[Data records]
++++++
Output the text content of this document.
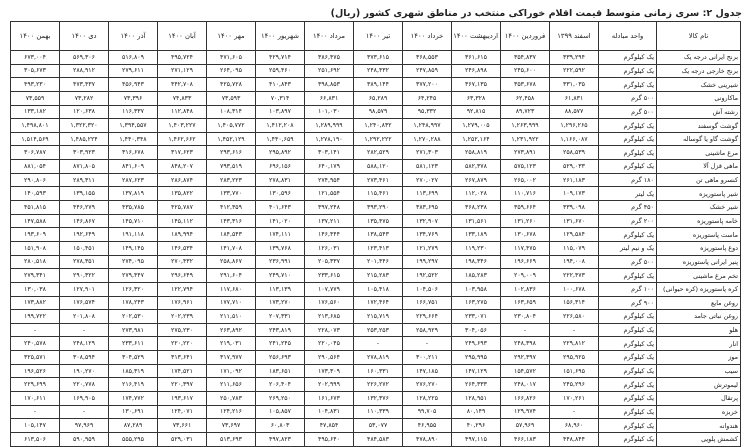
جدول ۲: سری زمانی متوسط قیمت اقلام خوراکی منتخب در مناطق شهری کشور (ریال)
نام کالا	واحد مبادله	اسفند ۱۳۹۹	فروردین ۱۴۰۰	اردیبهشت ۱۴۰۰	خرداد ۱۴۰۰	تیر ۱۴۰۰	مرداد ۱۴۰۰	شهریور ۱۴۰۰	مهر ۱۴۰۰	آبان ۱۴۰۰	آذر ۱۴۰۰	دی ۱۴۰۰	بهمن ۱۴۰۰
برنج ایرانی درجه یک	یک کیلوگرم	۳۳۹,۲۹۴	۳۵۴,۸۳۷	۳۶۱,۶۱۵	۳۶۸,۵۵۳	۳۷۳,۶۱۵	۳۸۶,۴۷۵	۴۲۹,۷۱۴	۴۷۱,۶۰۵	۴۹۵,۷۲۴	۵۱۶,۸۰۹	۵۶۹,۳۰۶	۶۷۳,۰۰۴
برنج خارجی درجه یک	یک کیلوگرم	۲۲۲,۵۹۲	۲۴۵,۶۰۰	۲۴۶,۸۹۸	۲۴۷,۸۵۹	۲۴۸,۴۳۲	۲۵۱,۶۹۲	۲۵۹,۴۶۰	۲۶۴,۰۹۵	۲۷۱,۱۲۹	۲۷۹,۶۱۱	۲۸۸,۹۱۲	۳۰۵,۶۷۳
شیرینی خشک	یک کیلوگرم	۳۳۱,۰۳۵	۳۵۳,۶۷۸	۳۶۷,۱۳۵	۳۷۷,۲۰۰	۳۸۹,۱۴۴	۳۹۸,۸۵۳	۴۱۰,۸۴۳	۴۲۵,۷۲۸	۴۴۲,۷۰۸	۴۵۶,۹۴۳	۴۷۳,۴۳۷	۴۹۳,۲۳۰
ماکارونی	۵۰۰ گرم	۶۱,۸۳۱	۶۲,۴۵۸	۶۳,۳۲۸	۶۴,۲۴۵	۶۵,۲۸۹	۶۶,۸۳۱	۷۰,۳۱۴	۷۳,۵۹۳	۷۴,۸۳۳	۷۳,۳۹۶	۷۳,۲۸۲	۷۳,۵۵۹
رشته آش	۵۰۰ گرم	۸۸,۵۷۷	۸۹,۷۲۳	۹۲,۸۱۵	۹۵,۳۳۲	۹۸,۵۷۹	۱۰۱,۰۳۰	۱۰۳,۸۹۷	۱۰۸,۳۱۴	۱۱۲,۸۴۸	۱۱۶,۳۳۷	۱۲۰,۶۳۸	۱۳۳,۱۸۲
گوشت گوسفند	یک کیلوگرم	۱,۲۹۶,۲۶۵	۱,۲۶۳,۹۹۹	۱,۲۷۹,۰۰۵	۱,۲۴۸,۹۹۷	۱,۲۴۰,۸۳۲	۱,۲۸۹,۹۹۹	۱,۴۱۲,۲۰۸	۱,۴۰۵,۷۷۲	۱,۴۰۳,۲۲۷	۱,۳۹۴,۵۵۷	۱,۳۲۲,۳۲۰	۱,۴۹۸,۸۰۱
گوشت گاو یا گوساله	یک کیلوگرم	۱,۱۶۶,۰۸۷	۱,۲۳۱,۹۲۲	۱,۲۵۲,۱۶۴	۱,۲۷۰,۲۸۸	۱,۲۹۲,۲۲۲	۱,۲۷۸,۱۹۰	۱,۴۴۰,۶۵۹	۱,۴۵۲,۱۲۹	۱,۴۶۲,۶۶۲	۱,۴۴۰,۳۴۸	۱,۴۸۵,۲۲۴	۱,۵۱۴,۵۶۹
مرغ ماشینی	یک کیلوگرم	۲۵۸,۵۳۹	۲۷۳,۸۹۱	۲۵۸,۸۱۹	۲۷۱,۳۰۳	۲۸۲,۵۲۹	۳۰۳,۱۴۱	۲۹۵,۸۹۲	۲۹۳,۶۱۶	۳۱۷,۶۲۳	۳۱۶,۶۷۸	۳۰۳,۹۲۳	۳۰۶,۷۸۷
ماهی قزل آلا	یک کیلوگرم	۵۲۹,۰۳۳	۵۷۵,۱۲۳	۵۸۲,۳۷۸	۵۸۱,۱۲۳	۵۸۸,۱۲۰	۶۴۰,۱۷۹	۶۹۶,۱۵۶	۷۹۳,۵۱۹	۸۴۸,۲۰۷	۸۴۱,۶۰۹	۸۷۱,۸۰۵	۸۸۱,۰۵۴
کنسرو ماهی تن	۱۸۰ گرم	۲۶۱,۱۸۳	۲۶۵,۰۰۲	۲۶۷,۸۷۹	۲۷۰,۰۲۷	۲۷۳,۴۶۱	۲۷۴,۹۵۴	۲۷۸,۸۳۱	۲۸۳,۲۲۳	۲۸۶,۸۷۴	۲۸۷,۶۲۳	۲۸۹,۳۱۱	۲۹۰,۸۰۶
شیر پاستوریزه	یک لیتر	۱۰۹,۱۷۳	۱۱۰,۷۱۶	۱۱۲,۰۲۸	۱۱۳,۶۹۹	۱۱۵,۴۶۱	۱۲۱,۵۵۴	۱۳۰,۵۹۶	۱۳۳,۷۷۰	۱۳۵,۸۲۲	۱۳۷,۸۱۹	۱۳۹,۱۵۵	۱۴۰,۵۹۳
شیر خشک	۴۵۰ گرم	۳۳۹,۰۹۸	۳۵۹,۶۶۴	۳۶۸,۲۳۸	۳۸۳,۶۹۵	۳۹۳,۲۹۰	۳۹۷,۲۴۸	۴۰۱,۶۴۳	۴۱۲,۳۵۹	۴۲۵,۷۸۷	۴۳۵,۷۸۵	۴۴۶,۲۷۹	۴۵۱,۸۱۵
خامه پاستوریزه	۲۰۰ گرم	۱۳۱,۶۷۰	۱۳۱,۲۶۰	۱۳۱,۵۶۱	۱۳۲,۹۰۷	۱۳۵,۴۷۵	۱۳۷,۲۱۱	۱۴۱,۰۲۰	۱۴۳,۳۱۶	۱۴۵,۱۱۲	۱۴۵,۷۱۰	۱۴۶,۸۶۷	۱۴۷,۵۸۸
ماست پاستوریزه	یک کیلوگرم	۱۲۹,۵۸۴	۱۳۰,۶۷۸	۱۳۳,۱۸۹	۱۳۴,۷۶۹	۱۳۸,۵۴۳	۱۴۶,۴۴۴	۱۷۴,۱۱۱	۱۸۴,۵۴۳	۱۸۹,۹۹۴	۱۹۱,۱۱۸	۱۹۲,۶۴۹	۱۹۳,۶۰۹
دوغ پاستوریزه	یک و نیم لیتر	۱۱۵,۰۷۹	۱۱۷,۴۷۵	۱۱۹,۲۳۰	۱۲۱,۲۷۹	۱۲۳,۴۱۳	۱۲۶,۰۳۱	۱۳۹,۷۶۸	۱۴۱,۷۰۸	۱۴۶,۵۳۴	۱۴۹,۱۴۵	۱۵۰,۴۵۱	۱۵۱,۹۰۸
پنیر ایرانی پاستوریزه	۵۰۰ گرم	۱۹۴,۰۰۸	۱۹۶,۶۶۹	۱۹۸,۳۴۶	۱۹۹,۲۹۷	۲۰۱,۴۴۶	۲۰۵,۳۳۷	۲۳۶,۹۹۱	۲۵۸,۸۶۷	۲۷۰,۴۳۲	۲۷۴,۰۹۵	۲۷۸,۳۵۱	۲۸۰,۵۱۸
تخم مرغ ماشینی	یک کیلوگرم	۲۲۲,۴۷۳	۲۰۹,۰۰۹	۱۸۵,۲۸۳	۱۹۲,۵۲۲	۲۱۵,۲۸۳	۲۳۳,۶۱۵	۲۴۹,۷۱۰	۲۹۱,۶۰۴	۲۹۶,۶۴۹	۲۷۹,۴۴۷	۲۹۰,۳۲۲	۲۷۹,۳۴۱
کره پاستوریزه (کره حیوانی)	۱۰۰ گرم	۱۰۰,۶۷۸	۱۰۲,۸۳۶	۱۰۳,۹۵۸	۱۰۴,۵۰۶	۱۰۵,۴۱۸	۱۰۷,۷۷۹	۱۱۳,۱۳۹	۱۱۷,۶۸۰	۱۲۲,۷۹۴	۱۲۶,۳۲۰	۱۲۷,۹۰۱	۱۳۰,۰۳۸
روغن مایع	۹۰۰ گرم	۱۵۶,۳۱۴	۱۶۳,۶۵۹	۱۶۳,۲۷۵	۱۶۶,۷۵۱	۱۷۲,۴۶۴	۱۷۶,۵۶۰	۱۷۳,۲۷۰	۱۷۷,۷۱۰	۱۷۶,۹۶۱	۱۷۸,۲۴۳	۱۷۶,۵۷۴	۱۷۳,۸۸۲
روغن نباتی جامد	یک کیلوگرم	۲۲۶,۵۸۰	۲۳۰,۸۰۴	۲۳۳,۰۷۱	۲۲۹,۶۶۴	۲۱۵,۷۱۹	۲۱۳,۶۸۵	۲۰۷,۳۳۱	۲۱۱,۵۱۰	۲۰۲,۲۳۹	۲۰۲,۵۳۰	۲۰۱,۸۰۸	۱۹۹,۷۲۲
هلو	یک کیلوگرم	-	-	۳۰۴,۰۵۶	۲۵۸,۹۲۹	۲۵۳,۲۵۳	۲۲۸,۰۷۳	۲۴۳,۸۱۹	۲۶۳,۸۹۲	۲۷۵,۲۳۰	۲۷۳,۹۸۱	-	-
انار	یک کیلوگرم	۲۲۹,۸۱۲	۲۴۸,۳۹۸	۲۴۹,۶۹۳	-	-	۲۲۰,۰۴۵	۲۴۱,۲۴۵	۲۱۹,۰۳۱	۲۲۰,۲۲۰	۲۳۳,۶۱۱	۲۴۸,۱۲۹	۲۴۰,۵۷۸
موز	یک کیلوگرم	۲۹۵,۹۲۵	۲۹۲,۳۹۷	۲۹۵,۹۹۵	۳۰۰,۲۱۱	۲۷۸,۸۱۹	۲۹۰,۵۶۴	۲۵۶,۶۹۳	۳۱۷,۹۷۷	۳۱۳,۶۴۱	۳۰۴,۵۲۹	۳۰۸,۵۹۴	۳۲۵,۵۷۱
سیب	یک کیلوگرم	۱۵۱,۶۹۵	۱۵۴,۵۷۲	۱۴۷,۱۲۹	۱۴۷,۱۸۵	۱۶۰,۳۳۱	۱۷۳,۳۰۹	۱۸۳,۶۵۱	۱۷۱,۰۹۲	۱۷۴,۵۲۱	۱۸۵,۳۱۹	۱۹۰,۲۷۰	۱۹۶,۵۲۶
لیموترش	یک کیلوگرم	۲۴۵,۲۹۶	۲۴۸,۰۱۷	۲۶۴,۳۳۳	۲۷۶,۲۷۰	۲۲۶,۲۷۲	۲۰۲,۹۹۹	۲۰۶,۴۰۴	۲۱۱,۶۵۶	۲۲۰,۳۹۷	۲۱۶,۴۱۹	۲۲۰,۷۷۸	۲۲۹,۶۹۹
پرتقال	یک کیلوگرم	۱۷۰,۲۶۱	۱۶۶,۸۲۶	۱۲۸,۹۵۱	۱۲۸,۲۲۵	۱۳۲,۳۷۶	۱۶۱,۶۷۳	۲۶۹,۲۵۰	۲۵۰,۷۸۳	۱۹۳,۶۱۷	۱۷۴,۷۷۲	۱۶۹,۹۰۵	۱۷۰,۶۱۱
خربزه	یک کیلوگرم	-	۱۲۹,۹۷۴	۸۰,۱۴۹	۹۹,۷۰۵	۱۱۰,۳۳۹	۱۰۴,۸۳۱	۱۰۵,۸۵۷	۱۲۴,۲۱۶	۱۲۴,۰۷۱	۱۳۰,۶۹۱	-	-
هندوانه	یک کیلوگرم	۶۸,۹۶۰	۵۷,۹۶۹	۴۰,۲۹۶	۴۶,۹۵۵	۵۳,۰۷۷	۴۷,۸۵۴	۶۰,۸۰۳	۷۳,۶۹۷	۷۳,۶۶۱	۸۷,۲۸۹	۹۷,۹۶۹	۱۰۵,۱۴۷
کشمش پلویی	یک کیلوگرم	۴۴۸,۸۴۴	۴۶۶,۱۸۳	۴۹۷,۱۱۵	۴۷۸,۸۹۰	۴۸۴,۵۸۳	۴۹۵,۶۴۰	۴۹۷,۸۲۳	۵۱۳,۶۹۳	۵۲۹,۰۳۱	۵۵۵,۲۹۵	۵۹۰,۹۵۹	۶۱۳,۵۰۶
++++++
**Exercise goal**. Look through the data and show every line containing "ماشینی".

**Output of the task**.
مرغ ماشینی	یک کیلوگرم	۲۵۸,۵۳۹	۲۷۳,۸۹۱	۲۵۸,۸۱۹	۲۷۱,۳۰۳	۲۸۲,۵۲۹	۳۰۳,۱۴۱	۲۹۵,۸۹۲	۲۹۳,۶۱۶	۳۱۷,۶۲۳	۳۱۶,۶۷۸	۳۰۳,۹۲۳	۳۰۶,۷۸۷
تخم مرغ ماشینی	یک کیلوگرم	۲۲۲,۴۷۳	۲۰۹,۰۰۹	۱۸۵,۲۸۳	۱۹۲,۵۲۲	۲۱۵,۲۸۳	۲۳۳,۶۱۵	۲۴۹,۷۱۰	۲۹۱,۶۰۴	۲۹۶,۶۴۹	۲۷۹,۴۴۷	۲۹۰,۳۲۲	۲۷۹,۳۴۱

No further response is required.